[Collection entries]
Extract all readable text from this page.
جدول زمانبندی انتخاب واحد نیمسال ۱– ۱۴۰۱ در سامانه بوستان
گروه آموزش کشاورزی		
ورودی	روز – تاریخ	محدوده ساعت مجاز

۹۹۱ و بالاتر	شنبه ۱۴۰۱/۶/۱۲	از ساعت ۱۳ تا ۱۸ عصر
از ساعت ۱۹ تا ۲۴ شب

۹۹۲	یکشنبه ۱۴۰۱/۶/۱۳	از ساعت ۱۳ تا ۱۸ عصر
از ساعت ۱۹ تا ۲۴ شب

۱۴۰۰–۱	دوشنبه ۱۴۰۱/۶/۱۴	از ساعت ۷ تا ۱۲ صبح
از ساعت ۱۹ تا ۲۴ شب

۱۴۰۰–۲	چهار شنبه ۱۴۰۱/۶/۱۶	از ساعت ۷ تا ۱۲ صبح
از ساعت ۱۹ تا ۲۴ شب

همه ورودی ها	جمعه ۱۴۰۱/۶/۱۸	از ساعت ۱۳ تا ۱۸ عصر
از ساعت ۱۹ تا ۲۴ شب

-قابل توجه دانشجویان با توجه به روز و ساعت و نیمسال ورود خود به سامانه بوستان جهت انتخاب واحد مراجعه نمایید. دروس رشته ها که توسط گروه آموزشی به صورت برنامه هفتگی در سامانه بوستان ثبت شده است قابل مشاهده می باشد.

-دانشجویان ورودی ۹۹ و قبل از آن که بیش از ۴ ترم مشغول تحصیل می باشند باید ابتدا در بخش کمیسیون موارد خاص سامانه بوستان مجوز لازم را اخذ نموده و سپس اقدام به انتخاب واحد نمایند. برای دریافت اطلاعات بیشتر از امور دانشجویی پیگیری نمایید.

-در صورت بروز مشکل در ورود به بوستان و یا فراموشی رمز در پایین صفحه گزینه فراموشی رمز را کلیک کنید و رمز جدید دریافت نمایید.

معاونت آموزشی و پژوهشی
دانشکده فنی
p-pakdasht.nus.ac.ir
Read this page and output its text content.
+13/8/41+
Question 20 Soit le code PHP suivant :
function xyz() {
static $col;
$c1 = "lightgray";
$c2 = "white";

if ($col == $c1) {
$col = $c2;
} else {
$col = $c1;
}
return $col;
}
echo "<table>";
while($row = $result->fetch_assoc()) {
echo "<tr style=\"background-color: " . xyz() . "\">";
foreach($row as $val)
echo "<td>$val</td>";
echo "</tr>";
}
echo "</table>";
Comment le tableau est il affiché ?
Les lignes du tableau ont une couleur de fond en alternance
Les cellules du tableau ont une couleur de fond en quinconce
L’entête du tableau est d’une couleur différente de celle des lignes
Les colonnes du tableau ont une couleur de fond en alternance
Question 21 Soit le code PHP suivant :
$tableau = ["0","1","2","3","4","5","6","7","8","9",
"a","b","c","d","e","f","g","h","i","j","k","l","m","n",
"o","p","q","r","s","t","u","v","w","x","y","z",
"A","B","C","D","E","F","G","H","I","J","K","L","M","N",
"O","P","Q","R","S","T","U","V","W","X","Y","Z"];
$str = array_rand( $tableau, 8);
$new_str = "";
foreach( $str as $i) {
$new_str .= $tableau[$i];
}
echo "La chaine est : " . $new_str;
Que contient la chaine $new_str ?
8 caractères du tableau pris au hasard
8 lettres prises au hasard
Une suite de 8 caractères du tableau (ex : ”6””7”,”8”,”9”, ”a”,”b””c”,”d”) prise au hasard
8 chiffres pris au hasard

TASK REQUIREMENTS -
Retype the listing. Match it exactly.

EXERCISE SOLUTION -
Extract all readable text from this page.
جدول زمانبندی انتخاب واحد نیمسال ۱– ۱۴۰۱ در سامانه بوستان
گروه آموزش کشاورزی		
ورودی	روز – تاریخ	محدوده ساعت مجاز

۹۹۱ و بالاتر	شنبه ۱۴۰۱/۶/۱۲	از ساعت ۱۳ تا ۱۸ عصر
از ساعت ۱۹ تا ۲۴ شب

۹۹۲	یکشنبه ۱۴۰۱/۶/۱۳	از ساعت ۱۳ تا ۱۸ عصر
از ساعت ۱۹ تا ۲۴ شب

۱۴۰۰–۱	دوشنبه ۱۴۰۱/۶/۱۴	از ساعت ۷ تا ۱۲ صبح
از ساعت ۱۹ تا ۲۴ شب

۱۴۰۰–۲	چهار شنبه ۱۴۰۱/۶/۱۶	از ساعت ۷ تا ۱۲ صبح
از ساعت ۱۹ تا ۲۴ شب

همه ورودی ها	جمعه ۱۴۰۱/۶/۱۸	از ساعت ۱۳ تا ۱۸ عصر
از ساعت ۱۹ تا ۲۴ شب

-قابل توجه دانشجویان با توجه به روز و ساعت و نیمسال ورود خود به سامانه بوستان جهت انتخاب واحد مراجعه نمایید. دروس رشته ها که توسط گروه آموزشی به صورت برنامه هفتگی در سامانه بوستان ثبت شده است قابل مشاهده می باشد.

-دانشجویان ورودی ۹۹ و قبل از آن که بیش از ۴ ترم مشغول تحصیل می باشند باید ابتدا در بخش کمیسیون موارد خاص سامانه بوستان مجوز لازم را اخذ نموده و سپس اقدام به انتخاب واحد نمایند. برای دریافت اطلاعات بیشتر از امور دانشجویی پیگیری نمایید.

-در صورت بروز مشکل در ورود به بوستان و یا فراموشی رمز در پایین صفحه گزینه فراموشی رمز را کلیک کنید و رمز جدید دریافت نمایید.

معاونت آموزشی و پژوهشی
دانشکده فنی
p-pakdasht.nus.ac.ir
Read this page and output its text content.
+13/8/41+
Question 20 Soit le code PHP suivant :
function xyz() {
static $col;
$c1 = "lightgray";
$c2 = "white";

if ($col == $c1) {
$col = $c2;
} else {
$col = $c1;
}
return $col;
}
echo "<table>";
while($row = $result->fetch_assoc()) {
echo "<tr style=\"background-color: " . xyz() . "\">";
foreach($row as $val)
echo "<td>$val</td>";
echo "</tr>";
}
echo "</table>";
Comment le tableau est il affiché ?
Les lignes du tableau ont une couleur de fond en alternance
Les cellules du tableau ont une couleur de fond en quinconce
L’entête du tableau est d’une couleur différente de celle des lignes
Les colonnes du tableau ont une couleur de fond en alternance
Question 21 Soit le code PHP suivant :
$tableau = ["0","1","2","3","4","5","6","7","8","9",
"a","b","c","d","e","f","g","h","i","j","k","l","m","n",
"o","p","q","r","s","t","u","v","w","x","y","z",
"A","B","C","D","E","F","G","H","I","J","K","L","M","N",
"O","P","Q","R","S","T","U","V","W","X","Y","Z"];
$str = array_rand( $tableau, 8);
$new_str = "";
foreach( $str as $i) {
$new_str .= $tableau[$i];
}
echo "La chaine est : " . $new_str;
Que contient la chaine $new_str ?
8 caractères du tableau pris au hasard
8 lettres prises au hasard
Une suite de 8 caractères du tableau (ex : ”6””7”,”8”,”9”, ”a”,”b””c”,”d”) prise au hasard
8 chiffres pris au hasard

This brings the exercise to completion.